**WHAT NEEDS TO BE DONE**
Repeat the listing word for word. No pictures belong in the copy.

Dataset rows:

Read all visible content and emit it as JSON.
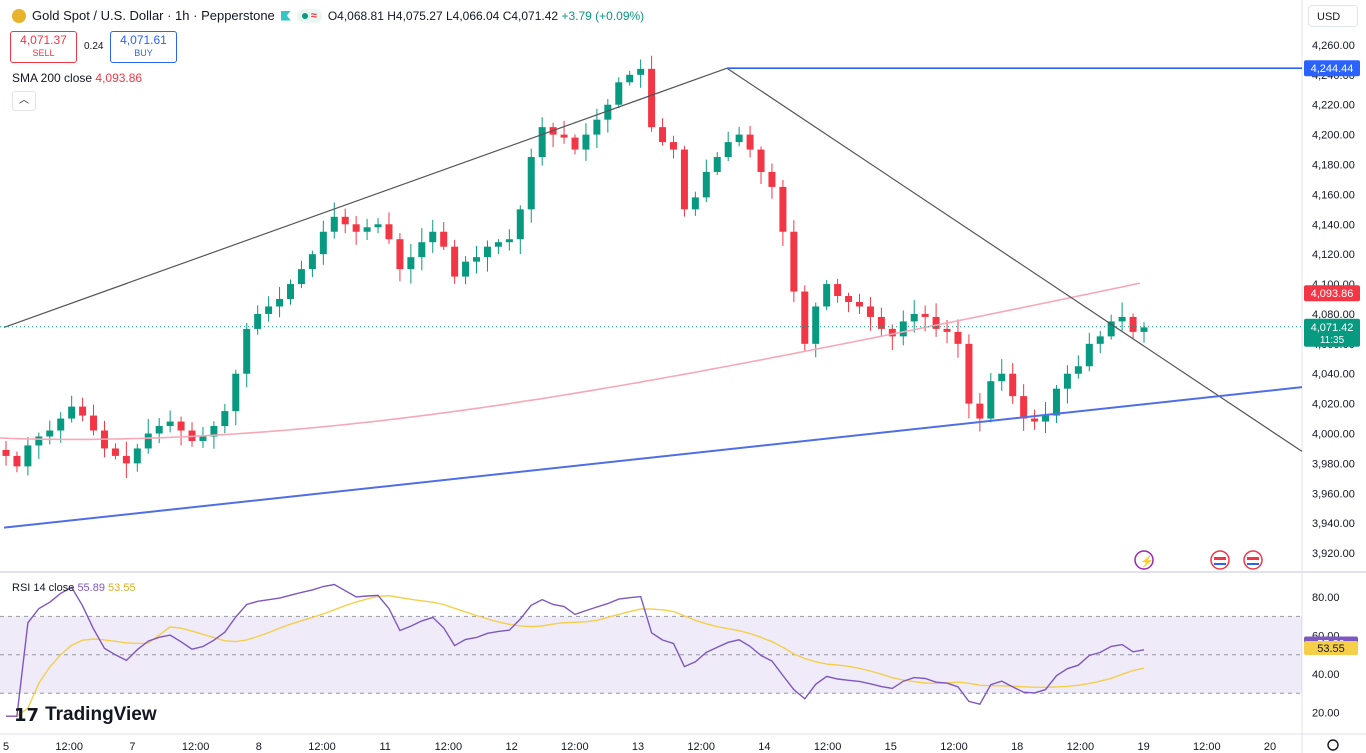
{
  "header": {
    "symbol": "Gold Spot / U.S. Dollar · 1h · Pepperstone",
    "open": "O4,068.81",
    "high": "H4,075.27",
    "low": "L4,066.04",
    "close": "C4,071.42",
    "change": "+3.79 (+0.09%)"
  },
  "trade": {
    "sell_price": "4,071.37",
    "sell_label": "SELL",
    "spread": "0.24",
    "buy_price": "4,071.61",
    "buy_label": "BUY"
  },
  "indicators": {
    "sma_label": "SMA 200 close",
    "sma_value": "4,093.86",
    "rsi_label": "RSI 14 close",
    "rsi_value": "55.89",
    "rsi_ma_value": "53.55"
  },
  "currency": "USD",
  "branding": "TradingView",
  "colors": {
    "up": "#089981",
    "down": "#f23645",
    "sma": "#f7a8b8",
    "rsi": "#7e57c2",
    "rsi_ma": "#f5cf4a",
    "trendline": "#4f6ee8",
    "hline": "#2962ff",
    "price": "#089981"
  },
  "chart_data": {
    "type": "candlestick",
    "ylim": [
      3910,
      4270
    ],
    "y_ticks": [
      "4,260.00",
      "4,240.00",
      "4,220.00",
      "4,200.00",
      "4,180.00",
      "4,160.00",
      "4,140.00",
      "4,120.00",
      "4,100.00",
      "4,080.00",
      "4,060.00",
      "4,040.00",
      "4,020.00",
      "4,000.00",
      "3,980.00",
      "3,960.00",
      "3,940.00",
      "3,920.00"
    ],
    "x_ticks": [
      "5",
      "12:00",
      "7",
      "12:00",
      "8",
      "12:00",
      "11",
      "12:00",
      "12",
      "12:00",
      "13",
      "12:00",
      "14",
      "12:00",
      "15",
      "12:00",
      "18",
      "12:00",
      "19",
      "12:00",
      "20"
    ],
    "close_path": [
      3985,
      3978,
      3992,
      3998,
      4002,
      4010,
      4018,
      4012,
      4002,
      3990,
      3985,
      3980,
      3990,
      4000,
      4005,
      4008,
      4002,
      3995,
      3998,
      4005,
      4015,
      4040,
      4070,
      4080,
      4085,
      4090,
      4100,
      4110,
      4120,
      4135,
      4145,
      4140,
      4135,
      4138,
      4140,
      4130,
      4110,
      4118,
      4128,
      4135,
      4125,
      4105,
      4115,
      4118,
      4125,
      4128,
      4130,
      4150,
      4185,
      4205,
      4200,
      4198,
      4190,
      4200,
      4210,
      4220,
      4235,
      4240,
      4244,
      4205,
      4195,
      4190,
      4150,
      4158,
      4175,
      4185,
      4195,
      4200,
      4190,
      4175,
      4165,
      4135,
      4095,
      4060,
      4085,
      4100,
      4092,
      4088,
      4085,
      4078,
      4070,
      4065,
      4075,
      4080,
      4078,
      4070,
      4068,
      4060,
      4020,
      4010,
      4035,
      4040,
      4025,
      4010,
      4008,
      4012,
      4030,
      4040,
      4045,
      4060,
      4065,
      4075,
      4078,
      4068,
      4071
    ],
    "current_price": "4,071.42",
    "countdown": "11:35",
    "sma_price": "4,093.86",
    "hline_price": "4,244.44",
    "rsi_ticks": [
      "80.00",
      "60.00",
      "40.00",
      "20.00"
    ],
    "rsi_ylim": [
      15,
      90
    ],
    "rsi_levels": [
      70,
      30,
      50
    ],
    "rsi_value": "55.89",
    "rsi_ma_value": "53.55"
  }
}
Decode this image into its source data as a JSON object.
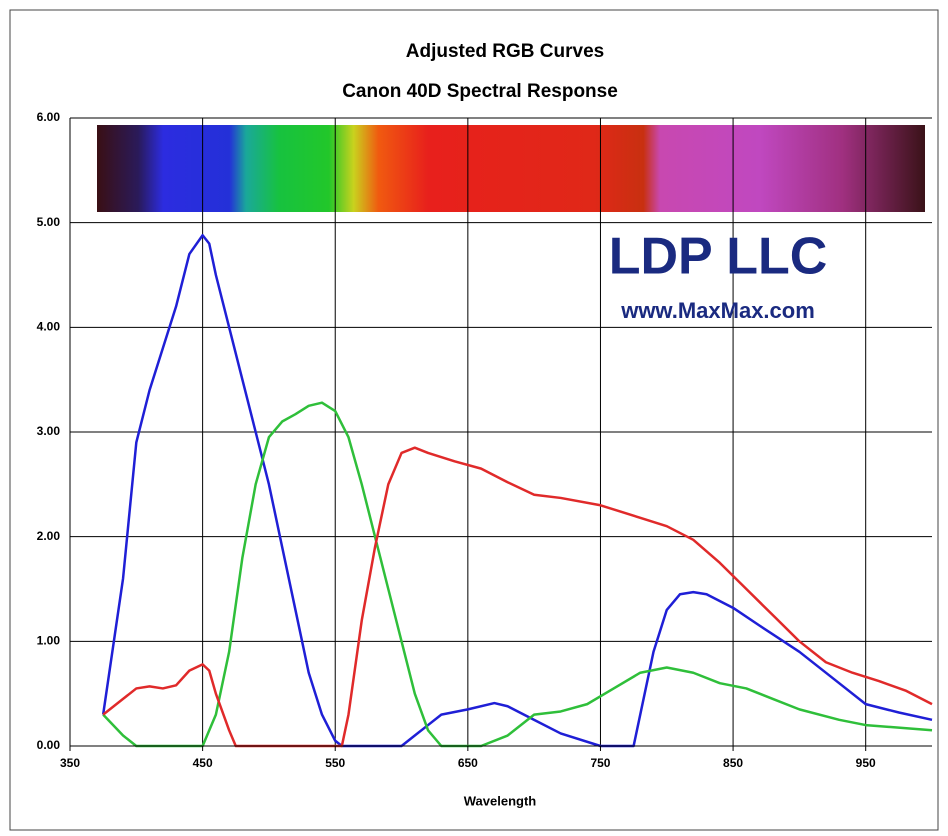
{
  "chart_data": {
    "type": "line",
    "title": "Adjusted RGB Curves",
    "subtitle": "Canon 40D Spectral Response",
    "x_label": "Wavelength",
    "annotations": [
      "LDP LLC",
      "www.MaxMax.com"
    ],
    "xlim": [
      350,
      1000
    ],
    "xticks": [
      350,
      450,
      550,
      650,
      750,
      850,
      950
    ],
    "ylim": [
      0,
      6
    ],
    "yticks": [
      {
        "value": 0,
        "label": "0.00"
      },
      {
        "value": 1,
        "label": "1.00"
      },
      {
        "value": 2,
        "label": "2.00"
      },
      {
        "value": 3,
        "label": "3.00"
      },
      {
        "value": 4,
        "label": "4.00"
      },
      {
        "value": 5,
        "label": "5.00"
      },
      {
        "value": 6,
        "label": "6.00"
      }
    ],
    "grid": true,
    "series": [
      {
        "color": "#1f1fd6",
        "x": [
          375,
          390,
          400,
          410,
          420,
          430,
          440,
          450,
          455,
          460,
          470,
          480,
          490,
          500,
          510,
          520,
          530,
          540,
          550,
          555,
          600,
          610,
          620,
          630,
          650,
          670,
          680,
          700,
          720,
          750,
          775,
          790,
          800,
          810,
          820,
          830,
          850,
          870,
          900,
          930,
          950,
          975,
          1000
        ],
        "values": [
          0.3,
          1.6,
          2.9,
          3.4,
          3.8,
          4.2,
          4.7,
          4.88,
          4.8,
          4.5,
          4.0,
          3.5,
          3.0,
          2.5,
          1.9,
          1.3,
          0.7,
          0.3,
          0.05,
          0,
          0,
          0.1,
          0.2,
          0.3,
          0.35,
          0.41,
          0.38,
          0.25,
          0.12,
          0,
          0,
          0.9,
          1.3,
          1.45,
          1.47,
          1.45,
          1.32,
          1.15,
          0.9,
          0.6,
          0.4,
          0.32,
          0.25
        ]
      },
      {
        "color": "#2fbf3a",
        "x": [
          375,
          390,
          400,
          450,
          460,
          470,
          480,
          490,
          500,
          510,
          520,
          530,
          540,
          550,
          560,
          570,
          580,
          590,
          600,
          610,
          620,
          630,
          660,
          680,
          700,
          720,
          740,
          760,
          780,
          800,
          820,
          840,
          860,
          880,
          900,
          930,
          950,
          1000
        ],
        "values": [
          0.3,
          0.1,
          0,
          0,
          0.3,
          0.9,
          1.8,
          2.5,
          2.95,
          3.1,
          3.17,
          3.25,
          3.28,
          3.2,
          2.95,
          2.5,
          2.0,
          1.5,
          1.0,
          0.5,
          0.15,
          0,
          0,
          0.1,
          0.3,
          0.33,
          0.4,
          0.55,
          0.7,
          0.75,
          0.7,
          0.6,
          0.55,
          0.45,
          0.35,
          0.25,
          0.2,
          0.15
        ]
      },
      {
        "color": "#e02a2a",
        "x": [
          375,
          390,
          400,
          410,
          420,
          430,
          440,
          450,
          455,
          460,
          470,
          475,
          555,
          560,
          570,
          580,
          590,
          600,
          610,
          620,
          640,
          660,
          680,
          700,
          720,
          750,
          780,
          800,
          820,
          840,
          860,
          880,
          900,
          920,
          940,
          960,
          980,
          1000
        ],
        "values": [
          0.3,
          0.45,
          0.55,
          0.57,
          0.55,
          0.58,
          0.72,
          0.78,
          0.72,
          0.5,
          0.15,
          0,
          0,
          0.3,
          1.2,
          1.9,
          2.5,
          2.8,
          2.85,
          2.8,
          2.72,
          2.65,
          2.52,
          2.4,
          2.37,
          2.3,
          2.18,
          2.1,
          1.97,
          1.75,
          1.5,
          1.25,
          1.0,
          0.8,
          0.7,
          0.62,
          0.53,
          0.4
        ]
      }
    ]
  }
}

**ANSWER TO THE TASK**
Read all visible content and emit it as JSON.
{
  "header": {
    "symbol": "Gold Spot / U.S. Dollar · 1h · Pepperstone",
    "open": "O4,068.81",
    "high": "H4,075.27",
    "low": "L4,066.04",
    "close": "C4,071.42",
    "change": "+3.79 (+0.09%)"
  },
  "trade": {
    "sell_price": "4,071.37",
    "sell_label": "SELL",
    "spread": "0.24",
    "buy_price": "4,071.61",
    "buy_label": "BUY"
  },
  "indicators": {
    "sma_label": "SMA 200 close",
    "sma_value": "4,093.86",
    "rsi_label": "RSI 14 close",
    "rsi_value": "55.89",
    "rsi_ma_value": "53.55"
  },
  "currency": "USD",
  "branding": "TradingView",
  "colors": {
    "up": "#089981",
    "down": "#f23645",
    "sma": "#f7a8b8",
    "rsi": "#7e57c2",
    "rsi_ma": "#f5cf4a",
    "trendline": "#4f6ee8",
    "hline": "#2962ff",
    "price": "#089981"
  },
  "chart_data": {
    "type": "candlestick",
    "ylim": [
      3910,
      4270
    ],
    "y_ticks": [
      "4,260.00",
      "4,240.00",
      "4,220.00",
      "4,200.00",
      "4,180.00",
      "4,160.00",
      "4,140.00",
      "4,120.00",
      "4,100.00",
      "4,080.00",
      "4,060.00",
      "4,040.00",
      "4,020.00",
      "4,000.00",
      "3,980.00",
      "3,960.00",
      "3,940.00",
      "3,920.00"
    ],
    "x_ticks": [
      "5",
      "12:00",
      "7",
      "12:00",
      "8",
      "12:00",
      "11",
      "12:00",
      "12",
      "12:00",
      "13",
      "12:00",
      "14",
      "12:00",
      "15",
      "12:00",
      "18",
      "12:00",
      "19",
      "12:00",
      "20"
    ],
    "close_path": [
      3985,
      3978,
      3992,
      3998,
      4002,
      4010,
      4018,
      4012,
      4002,
      3990,
      3985,
      3980,
      3990,
      4000,
      4005,
      4008,
      4002,
      3995,
      3998,
      4005,
      4015,
      4040,
      4070,
      4080,
      4085,
      4090,
      4100,
      4110,
      4120,
      4135,
      4145,
      4140,
      4135,
      4138,
      4140,
      4130,
      4110,
      4118,
      4128,
      4135,
      4125,
      4105,
      4115,
      4118,
      4125,
      4128,
      4130,
      4150,
      4185,
      4205,
      4200,
      4198,
      4190,
      4200,
      4210,
      4220,
      4235,
      4240,
      4244,
      4205,
      4195,
      4190,
      4150,
      4158,
      4175,
      4185,
      4195,
      4200,
      4190,
      4175,
      4165,
      4135,
      4095,
      4060,
      4085,
      4100,
      4092,
      4088,
      4085,
      4078,
      4070,
      4065,
      4075,
      4080,
      4078,
      4070,
      4068,
      4060,
      4020,
      4010,
      4035,
      4040,
      4025,
      4010,
      4008,
      4012,
      4030,
      4040,
      4045,
      4060,
      4065,
      4075,
      4078,
      4068,
      4071
    ],
    "current_price": "4,071.42",
    "countdown": "11:35",
    "sma_price": "4,093.86",
    "hline_price": "4,244.44",
    "rsi_ticks": [
      "80.00",
      "60.00",
      "40.00",
      "20.00"
    ],
    "rsi_ylim": [
      15,
      90
    ],
    "rsi_levels": [
      70,
      30,
      50
    ],
    "rsi_value": "55.89",
    "rsi_ma_value": "53.55"
  }
}
Decode this image into its source data as a JSON object.
{
  "chart_data": {
    "type": "line",
    "title": "Adjusted RGB Curves",
    "subtitle": "Canon 40D Spectral Response",
    "x_label": "Wavelength",
    "annotations": [
      "LDP LLC",
      "www.MaxMax.com"
    ],
    "xlim": [
      350,
      1000
    ],
    "xticks": [
      350,
      450,
      550,
      650,
      750,
      850,
      950
    ],
    "ylim": [
      0,
      6
    ],
    "yticks": [
      {
        "value": 0,
        "label": "0.00"
      },
      {
        "value": 1,
        "label": "1.00"
      },
      {
        "value": 2,
        "label": "2.00"
      },
      {
        "value": 3,
        "label": "3.00"
      },
      {
        "value": 4,
        "label": "4.00"
      },
      {
        "value": 5,
        "label": "5.00"
      },
      {
        "value": 6,
        "label": "6.00"
      }
    ],
    "grid": true,
    "series": [
      {
        "color": "#1f1fd6",
        "x": [
          375,
          390,
          400,
          410,
          420,
          430,
          440,
          450,
          455,
          460,
          470,
          480,
          490,
          500,
          510,
          520,
          530,
          540,
          550,
          555,
          600,
          610,
          620,
          630,
          650,
          670,
          680,
          700,
          720,
          750,
          775,
          790,
          800,
          810,
          820,
          830,
          850,
          870,
          900,
          930,
          950,
          975,
          1000
        ],
        "values": [
          0.3,
          1.6,
          2.9,
          3.4,
          3.8,
          4.2,
          4.7,
          4.88,
          4.8,
          4.5,
          4.0,
          3.5,
          3.0,
          2.5,
          1.9,
          1.3,
          0.7,
          0.3,
          0.05,
          0,
          0,
          0.1,
          0.2,
          0.3,
          0.35,
          0.41,
          0.38,
          0.25,
          0.12,
          0,
          0,
          0.9,
          1.3,
          1.45,
          1.47,
          1.45,
          1.32,
          1.15,
          0.9,
          0.6,
          0.4,
          0.32,
          0.25
        ]
      },
      {
        "color": "#2fbf3a",
        "x": [
          375,
          390,
          400,
          450,
          460,
          470,
          480,
          490,
          500,
          510,
          520,
          530,
          540,
          550,
          560,
          570,
          580,
          590,
          600,
          610,
          620,
          630,
          660,
          680,
          700,
          720,
          740,
          760,
          780,
          800,
          820,
          840,
          860,
          880,
          900,
          930,
          950,
          1000
        ],
        "values": [
          0.3,
          0.1,
          0,
          0,
          0.3,
          0.9,
          1.8,
          2.5,
          2.95,
          3.1,
          3.17,
          3.25,
          3.28,
          3.2,
          2.95,
          2.5,
          2.0,
          1.5,
          1.0,
          0.5,
          0.15,
          0,
          0,
          0.1,
          0.3,
          0.33,
          0.4,
          0.55,
          0.7,
          0.75,
          0.7,
          0.6,
          0.55,
          0.45,
          0.35,
          0.25,
          0.2,
          0.15
        ]
      },
      {
        "color": "#e02a2a",
        "x": [
          375,
          390,
          400,
          410,
          420,
          430,
          440,
          450,
          455,
          460,
          470,
          475,
          555,
          560,
          570,
          580,
          590,
          600,
          610,
          620,
          640,
          660,
          680,
          700,
          720,
          750,
          780,
          800,
          820,
          840,
          860,
          880,
          900,
          920,
          940,
          960,
          980,
          1000
        ],
        "values": [
          0.3,
          0.45,
          0.55,
          0.57,
          0.55,
          0.58,
          0.72,
          0.78,
          0.72,
          0.5,
          0.15,
          0,
          0,
          0.3,
          1.2,
          1.9,
          2.5,
          2.8,
          2.85,
          2.8,
          2.72,
          2.65,
          2.52,
          2.4,
          2.37,
          2.3,
          2.18,
          2.1,
          1.97,
          1.75,
          1.5,
          1.25,
          1.0,
          0.8,
          0.7,
          0.62,
          0.53,
          0.4
        ]
      }
    ]
  }
}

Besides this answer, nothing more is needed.